Excerpt provided:
——

There are 20 states participating in the compact, including Texas, Alaska and North Carolina, where several large Army bases are located. The compact has been introduced in 11 states and is pending in six others.
"The military families and kids are the real beneficiaries," said Col. Kenneth H. Riddle, the Fort Drum garrison commander. "The fact the community supports the elements of the compact, it means it can move forward and will benefit soldiers and families."
The organization concluded that the three schools with the largest military student population — Carthage Central School District, Watertown City School District and Indian River Central School District — already are doing many of these things.
For example, students who arrive here in their junior or senior year could get a high school diploma from their former school instead of having to take all of the New York state Regents classes that are required.
"We've done it for years. We've done it since this was Pine Camp," said Jack J. Boak, the district superintendent for the Board of Cooperative Educational Services for Jefferson, Lewis, Hamilton, Herkimer and Oneida counties.
The vote of support came after Mr. Boak told the organization what the compact could do for local school districts and children of military families. Mr. Boak said the committee sent a list of questions and concerns to the state Board of Regents and Education Department but received no response before the meeting Thursday. He said that at the end of the process, the state would be dealing with how to implement the program.

——

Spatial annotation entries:

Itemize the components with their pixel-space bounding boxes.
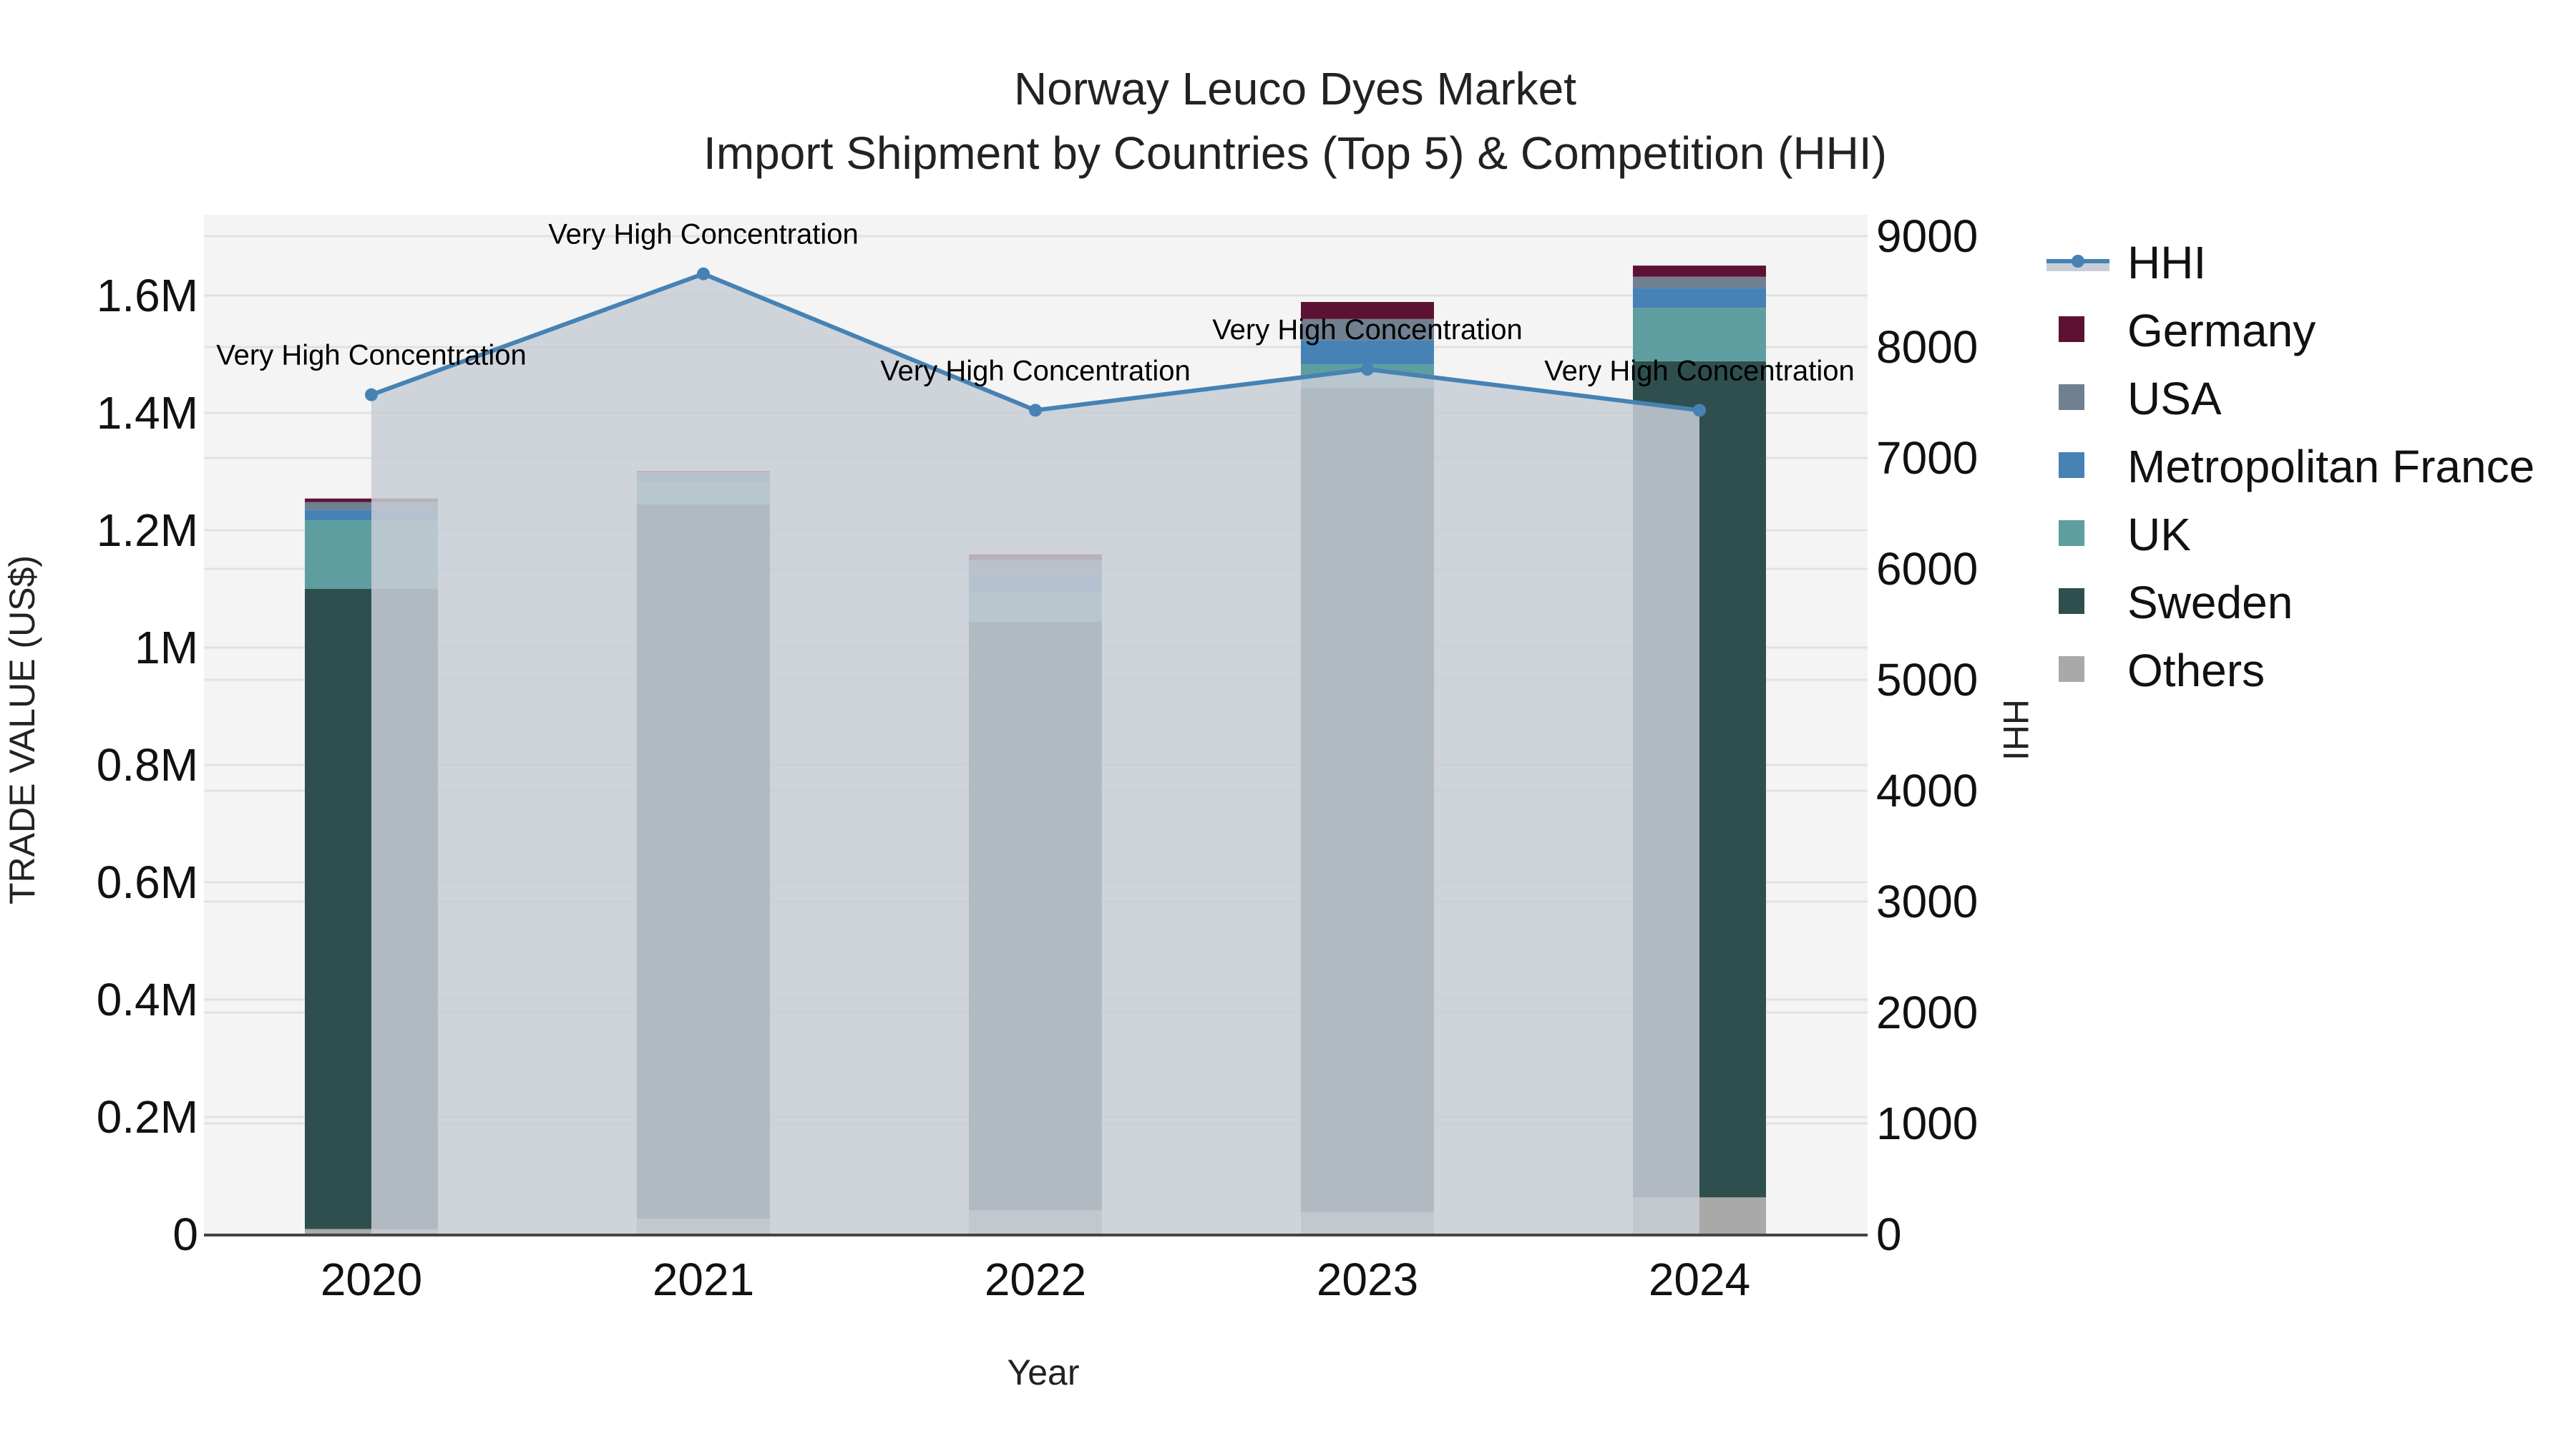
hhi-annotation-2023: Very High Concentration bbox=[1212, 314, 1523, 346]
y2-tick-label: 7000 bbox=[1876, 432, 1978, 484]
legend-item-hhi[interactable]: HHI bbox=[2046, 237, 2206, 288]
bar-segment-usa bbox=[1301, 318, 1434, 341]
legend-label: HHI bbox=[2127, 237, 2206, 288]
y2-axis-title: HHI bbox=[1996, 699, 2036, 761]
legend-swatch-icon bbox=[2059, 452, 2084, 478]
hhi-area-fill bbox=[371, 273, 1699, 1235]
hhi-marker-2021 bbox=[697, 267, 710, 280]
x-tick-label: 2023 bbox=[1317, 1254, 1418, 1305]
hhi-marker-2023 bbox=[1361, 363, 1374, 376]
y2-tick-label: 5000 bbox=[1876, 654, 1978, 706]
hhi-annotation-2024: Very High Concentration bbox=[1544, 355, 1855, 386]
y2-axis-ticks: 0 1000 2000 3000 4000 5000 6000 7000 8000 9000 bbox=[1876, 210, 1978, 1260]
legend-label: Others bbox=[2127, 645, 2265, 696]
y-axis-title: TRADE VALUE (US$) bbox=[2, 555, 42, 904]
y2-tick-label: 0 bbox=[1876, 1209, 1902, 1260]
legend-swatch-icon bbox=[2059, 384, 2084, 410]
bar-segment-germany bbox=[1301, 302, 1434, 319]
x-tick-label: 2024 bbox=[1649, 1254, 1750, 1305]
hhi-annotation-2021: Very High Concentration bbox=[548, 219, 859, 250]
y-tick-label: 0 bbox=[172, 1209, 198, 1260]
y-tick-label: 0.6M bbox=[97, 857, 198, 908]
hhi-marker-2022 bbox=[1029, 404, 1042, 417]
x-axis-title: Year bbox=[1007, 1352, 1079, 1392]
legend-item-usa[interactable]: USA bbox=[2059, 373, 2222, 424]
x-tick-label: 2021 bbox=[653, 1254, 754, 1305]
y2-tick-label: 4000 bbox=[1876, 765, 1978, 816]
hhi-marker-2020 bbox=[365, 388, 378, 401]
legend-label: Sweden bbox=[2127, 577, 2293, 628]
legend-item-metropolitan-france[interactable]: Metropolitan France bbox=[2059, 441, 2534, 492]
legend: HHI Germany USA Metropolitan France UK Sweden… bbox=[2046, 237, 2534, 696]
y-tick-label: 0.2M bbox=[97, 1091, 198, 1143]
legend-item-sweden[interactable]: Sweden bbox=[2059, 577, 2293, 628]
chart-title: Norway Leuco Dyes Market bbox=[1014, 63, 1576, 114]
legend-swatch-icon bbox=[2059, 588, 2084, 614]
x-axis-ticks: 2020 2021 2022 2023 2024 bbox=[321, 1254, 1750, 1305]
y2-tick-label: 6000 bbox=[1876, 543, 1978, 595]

——

Objective:
Name every county that the excerpt on the compact for military families lists as served by the Board of Cooperative Educational Services.

Exercise answer:
Jefferson, Lewis, Hamilton, Herkimer, Oneida